Written exercise
Could you reproduce the records below word for word, leaving the pictures out of your answer?

Supplied data
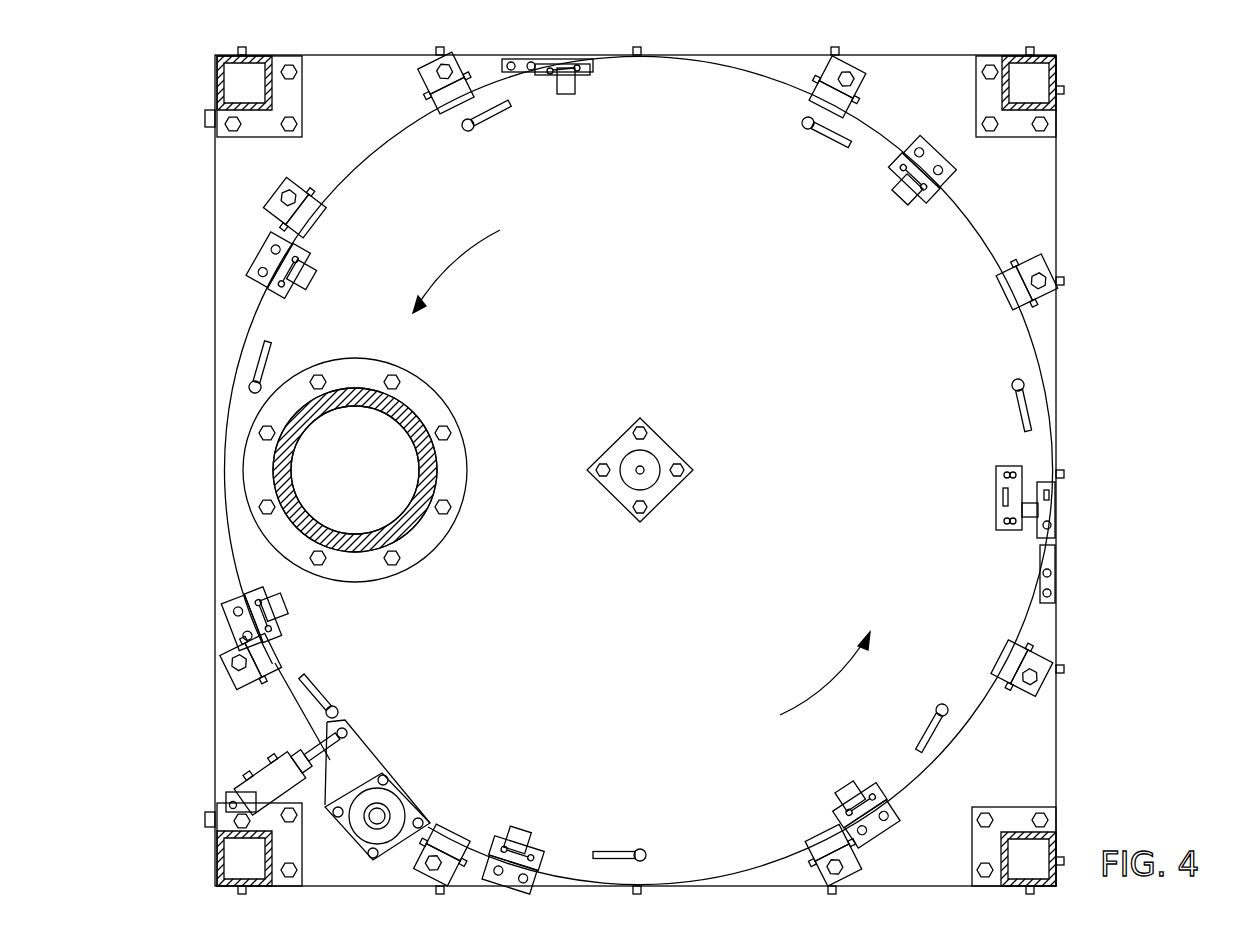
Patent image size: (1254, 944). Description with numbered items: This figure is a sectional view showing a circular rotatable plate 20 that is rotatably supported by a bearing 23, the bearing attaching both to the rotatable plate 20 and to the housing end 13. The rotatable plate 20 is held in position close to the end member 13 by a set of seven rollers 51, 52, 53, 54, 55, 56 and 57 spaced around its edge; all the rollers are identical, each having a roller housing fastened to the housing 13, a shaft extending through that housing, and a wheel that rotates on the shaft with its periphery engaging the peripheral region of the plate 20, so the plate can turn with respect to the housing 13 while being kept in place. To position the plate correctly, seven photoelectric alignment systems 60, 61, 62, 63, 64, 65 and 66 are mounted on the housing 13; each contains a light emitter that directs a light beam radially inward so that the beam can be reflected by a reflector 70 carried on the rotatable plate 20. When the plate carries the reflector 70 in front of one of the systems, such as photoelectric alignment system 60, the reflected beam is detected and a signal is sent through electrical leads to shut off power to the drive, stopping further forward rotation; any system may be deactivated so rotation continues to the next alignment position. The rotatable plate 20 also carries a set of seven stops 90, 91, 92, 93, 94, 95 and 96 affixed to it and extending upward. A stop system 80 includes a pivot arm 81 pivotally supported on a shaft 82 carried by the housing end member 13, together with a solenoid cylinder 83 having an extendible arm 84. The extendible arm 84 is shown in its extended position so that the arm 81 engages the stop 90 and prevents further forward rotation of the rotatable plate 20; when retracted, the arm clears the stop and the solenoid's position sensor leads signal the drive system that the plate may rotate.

The housing end 13 is at (1048, 212).
The rotatable plate 20 is at (698, 208).
The bearing 23 is at (660, 452).
The roller 51 is at (1016, 270).
The roller 52 is at (850, 80).
The roller 53 is at (448, 76).
The roller 54 is at (292, 196).
The roller 55 is at (236, 682).
The roller 56 is at (445, 868).
The roller 57 is at (850, 870).
The photoelectric alignment system 60 is at (1048, 506).
The photoelectric alignment system 61 is at (910, 152).
The photoelectric alignment system 62 is at (558, 70).
The photoelectric alignment system 63 is at (252, 276).
The photoelectric alignment system 64 is at (236, 606).
The photoelectric alignment system 65 is at (507, 880).
The photoelectric alignment system 66 is at (897, 812).
The reflector 70 is at (1020, 468).
The stop system 80 is at (320, 762).
The pivot arm 81 is at (366, 764).
The shaft 82 is at (388, 814).
The solenoid cylinder 83 is at (258, 786).
The extendible arm 84 is at (302, 748).
The stop 90 is at (338, 710).
The stop 91 is at (264, 386).
The stop 92 is at (470, 131).
The stop 93 is at (806, 130).
The stop 94 is at (1012, 383).
The stop 95 is at (937, 708).
The stop 96 is at (648, 855).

Answer below
Patent image size: (1254, 944). Description with numbered items: This figure is a sectional view showing a circular rotatable plate 20 that is rotatably supported by a bearing 23, the bearing attaching both to the rotatable plate 20 and to the housing end 13. The rotatable plate 20 is held in position close to the end member 13 by a set of seven rollers 51, 52, 53, 54, 55, 56 and 57 spaced around its edge; all the rollers are identical, each having a roller housing fastened to the housing 13, a shaft extending through that housing, and a wheel that rotates on the shaft with its periphery engaging the peripheral region of the plate 20, so the plate can turn with respect to the housing 13 while being kept in place. To position the plate correctly, seven photoelectric alignment systems 60, 61, 62, 63, 64, 65 and 66 are mounted on the housing 13; each contains a light emitter that directs a light beam radially inward so that the beam can be reflected by a reflector 70 carried on the rotatable plate 20. When the plate carries the reflector 70 in front of one of the systems, such as photoelectric alignment system 60, the reflected beam is detected and a signal is sent through electrical leads to shut off power to the drive, stopping further forward rotation; any system may be deactivated so rotation continues to the next alignment position. The rotatable plate 20 also carries a set of seven stops 90, 91, 92, 93, 94, 95 and 96 affixed to it and extending upward. A stop system 80 includes a pivot arm 81 pivotally supported on a shaft 82 carried by the housing end member 13, together with a solenoid cylinder 83 having an extendible arm 84. The extendible arm 84 is shown in its extended position so that the arm 81 engages the stop 90 and prevents further forward rotation of the rotatable plate 20; when retracted, the arm clears the stop and the solenoid's position sensor leads signal the drive system that the plate may rotate.

The housing end 13 is at (1048, 212).
The rotatable plate 20 is at (698, 208).
The bearing 23 is at (660, 452).
The roller 51 is at (1016, 270).
The roller 52 is at (850, 80).
The roller 53 is at (448, 76).
The roller 54 is at (292, 196).
The roller 55 is at (236, 682).
The roller 56 is at (445, 868).
The roller 57 is at (850, 870).
The photoelectric alignment system 60 is at (1048, 506).
The photoelectric alignment system 61 is at (910, 152).
The photoelectric alignment system 62 is at (558, 70).
The photoelectric alignment system 63 is at (252, 276).
The photoelectric alignment system 64 is at (236, 606).
The photoelectric alignment system 65 is at (507, 880).
The photoelectric alignment system 66 is at (897, 812).
The reflector 70 is at (1020, 468).
The stop system 80 is at (320, 762).
The pivot arm 81 is at (366, 764).
The shaft 82 is at (388, 814).
The solenoid cylinder 83 is at (258, 786).
The extendible arm 84 is at (302, 748).
The stop 90 is at (338, 710).
The stop 91 is at (264, 386).
The stop 92 is at (470, 131).
The stop 93 is at (806, 130).
The stop 94 is at (1012, 383).
The stop 95 is at (937, 708).
The stop 96 is at (648, 855).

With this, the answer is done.